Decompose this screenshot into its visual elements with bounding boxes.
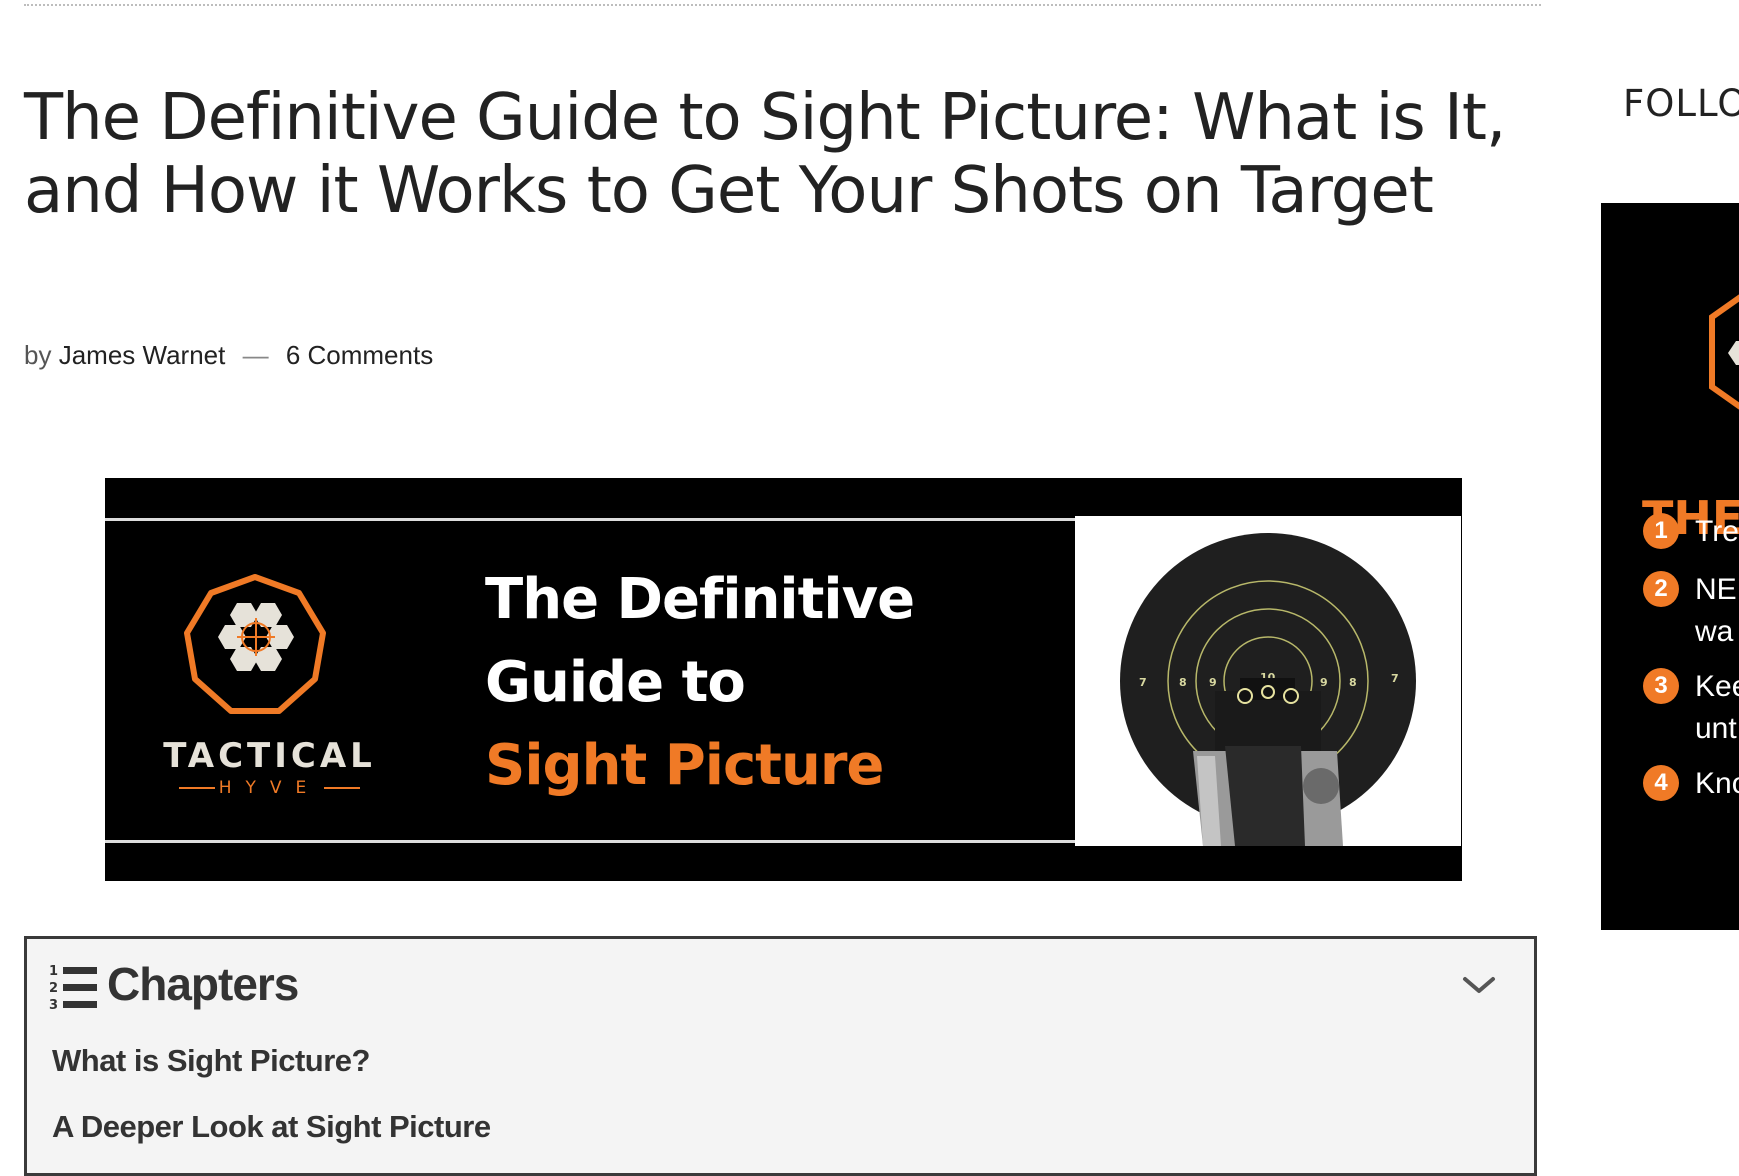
banner-headline-3: Sight Picture: [485, 733, 884, 798]
svg-text:2: 2: [49, 981, 58, 996]
banner-rule-top: [105, 518, 1075, 521]
top-divider: [24, 4, 1541, 6]
svg-text:1: 1: [49, 964, 58, 979]
ad-item-text: Kno: [1695, 767, 1739, 800]
numbered-list-icon: 1 2 3: [49, 964, 97, 1013]
ad-item-text: NE wa: [1695, 569, 1737, 653]
target-ring-number: 9: [1209, 676, 1217, 689]
ad-item-line: wa: [1695, 615, 1734, 648]
tactical-hyve-logo-icon: [1709, 294, 1739, 410]
ad-number-badge: 4: [1643, 765, 1679, 801]
chapter-item[interactable]: A Deeper Look at Sight Picture: [52, 1109, 491, 1175]
chapter-item[interactable]: What is Sight Picture?: [52, 1043, 491, 1109]
target-sight-photo: 7 8 9 10 9 8 7: [1075, 516, 1461, 846]
banner-headline-2: Guide to: [485, 650, 746, 715]
chevron-down-icon[interactable]: [1462, 975, 1496, 995]
sidebar-follow-heading: FOLLO: [1623, 82, 1739, 125]
chapters-list: What is Sight Picture? A Deeper Look at …: [52, 1043, 491, 1175]
target-ring-number: 7: [1391, 672, 1399, 685]
banner-rule-bottom: [105, 840, 1075, 843]
ad-number-badge: 3: [1643, 668, 1679, 704]
byline-prefix: by: [24, 340, 52, 370]
ad-item-line: unt: [1695, 712, 1737, 745]
chapter-link[interactable]: A Deeper Look at Sight Picture: [52, 1109, 491, 1144]
sidebar-ad[interactable]: THE 1 Tre 2 NE wa 3 Kee unt 4 Kno: [1601, 203, 1739, 930]
chapters-toc: 1 2 3 Chapters What is Sight Picture? A De…: [24, 936, 1537, 1176]
ad-item-line: NE: [1695, 573, 1737, 606]
target-ring-number: 7: [1139, 676, 1147, 689]
ad-item-text: Tre: [1695, 515, 1739, 548]
banner-brand: TACTICAL: [163, 736, 376, 776]
banner-brand-sub: HYVE: [127, 778, 412, 798]
ad-number-badge: 1: [1643, 513, 1679, 549]
byline-separator: —: [242, 340, 269, 370]
chapter-link[interactable]: What is Sight Picture?: [52, 1043, 370, 1078]
target-ring-number: 9: [1320, 676, 1328, 689]
target-ring-number: 8: [1179, 676, 1187, 689]
author-link[interactable]: James Warnet: [59, 340, 226, 370]
ad-number-badge: 2: [1643, 571, 1679, 607]
featured-banner-image: TACTICAL HYVE The Definitive Guide to Si…: [105, 478, 1462, 881]
target-ring-number: 8: [1349, 676, 1357, 689]
ad-item-text: Kee unt: [1695, 666, 1739, 750]
ad-item-line: Kee: [1695, 670, 1739, 703]
tactical-hyve-logo-icon: [184, 574, 326, 714]
banner-headline-1: The Definitive: [485, 567, 915, 632]
target-illustration-icon: 7 8 9 10 9 8 7: [1120, 533, 1416, 846]
chapters-title: Chapters: [107, 958, 299, 1010]
svg-text:3: 3: [49, 998, 58, 1013]
byline: by James Warnet — 6 Comments: [24, 340, 433, 371]
comments-link[interactable]: 6 Comments: [286, 340, 433, 370]
article-title: The Definitive Guide to Sight Picture: W…: [24, 81, 1506, 228]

........

▶ **THE TASK**
Reproduce the lines above with "Sight Picture" swapped for "Trigger Control" everywhere it appears, leaving everything else unchanged and omitting the pictures.

▶ **EXERCISE OUTPUT**
Decompose this screenshot into its visual elements with bounding boxes.
banner-headline-3: Trigger Control: [485, 733, 884, 798]
svg-text:2: 2: [49, 981, 58, 996]
banner-rule-top: [105, 518, 1075, 521]
top-divider: [24, 4, 1541, 6]
svg-text:1: 1: [49, 964, 58, 979]
ad-item-text: Kno: [1695, 767, 1739, 800]
numbered-list-icon: 1 2 3: [49, 964, 97, 1013]
ad-item-text: NE wa: [1695, 569, 1737, 653]
target-ring-number: 9: [1209, 676, 1217, 689]
ad-item-line: wa: [1695, 615, 1734, 648]
tactical-hyve-logo-icon: [1709, 294, 1739, 410]
ad-number-badge: 4: [1643, 765, 1679, 801]
chapter-item[interactable]: A Deeper Look at Trigger Control: [52, 1109, 491, 1175]
chapter-item[interactable]: What is Trigger Control?: [52, 1043, 491, 1109]
target-sight-photo: 7 8 9 10 9 8 7: [1075, 516, 1461, 846]
banner-headline-2: Guide to: [485, 650, 746, 715]
chevron-down-icon[interactable]: [1462, 975, 1496, 995]
sidebar-follow-heading: FOLLO: [1623, 82, 1739, 125]
chapters-list: What is Trigger Control? A Deeper Look at …: [52, 1043, 491, 1175]
target-ring-number: 7: [1391, 672, 1399, 685]
banner-rule-bottom: [105, 840, 1075, 843]
ad-number-badge: 3: [1643, 668, 1679, 704]
byline-prefix: by: [24, 340, 52, 370]
ad-item-line: unt: [1695, 712, 1737, 745]
chapter-link[interactable]: A Deeper Look at Trigger Control: [52, 1109, 491, 1144]
sidebar-ad[interactable]: THE 1 Tre 2 NE wa 3 Kee unt 4 Kno: [1601, 203, 1739, 930]
chapters-toc: 1 2 3 Chapters What is Trigger Control? A De…: [24, 936, 1537, 1176]
ad-item-line: NE: [1695, 573, 1737, 606]
target-ring-number: 7: [1139, 676, 1147, 689]
ad-item-text: Tre: [1695, 515, 1739, 548]
banner-brand: TACTICAL: [163, 736, 376, 776]
banner-brand-sub: HYVE: [127, 778, 412, 798]
ad-number-badge: 1: [1643, 513, 1679, 549]
byline-separator: —: [242, 340, 269, 370]
chapter-link[interactable]: What is Trigger Control?: [52, 1043, 370, 1078]
target-ring-number: 9: [1320, 676, 1328, 689]
target-ring-number: 8: [1179, 676, 1187, 689]
author-link[interactable]: James Warnet: [59, 340, 226, 370]
ad-number-badge: 2: [1643, 571, 1679, 607]
featured-banner-image: TACTICAL HYVE The Definitive Guide to Si…: [105, 478, 1462, 881]
target-ring-number: 8: [1349, 676, 1357, 689]
ad-item-text: Kee unt: [1695, 666, 1739, 750]
ad-item-line: Kee: [1695, 670, 1739, 703]
tactical-hyve-logo-icon: [184, 574, 326, 714]
banner-headline-1: The Definitive: [485, 567, 915, 632]
target-illustration-icon: 7 8 9 10 9 8 7: [1120, 533, 1416, 846]
chapters-title: Chapters: [107, 958, 299, 1010]
svg-text:3: 3: [49, 998, 58, 1013]
byline: by James Warnet — 6 Comments: [24, 340, 433, 371]
comments-link[interactable]: 6 Comments: [286, 340, 433, 370]
article-title: The Definitive Guide to Trigger Control: W…: [24, 81, 1506, 228]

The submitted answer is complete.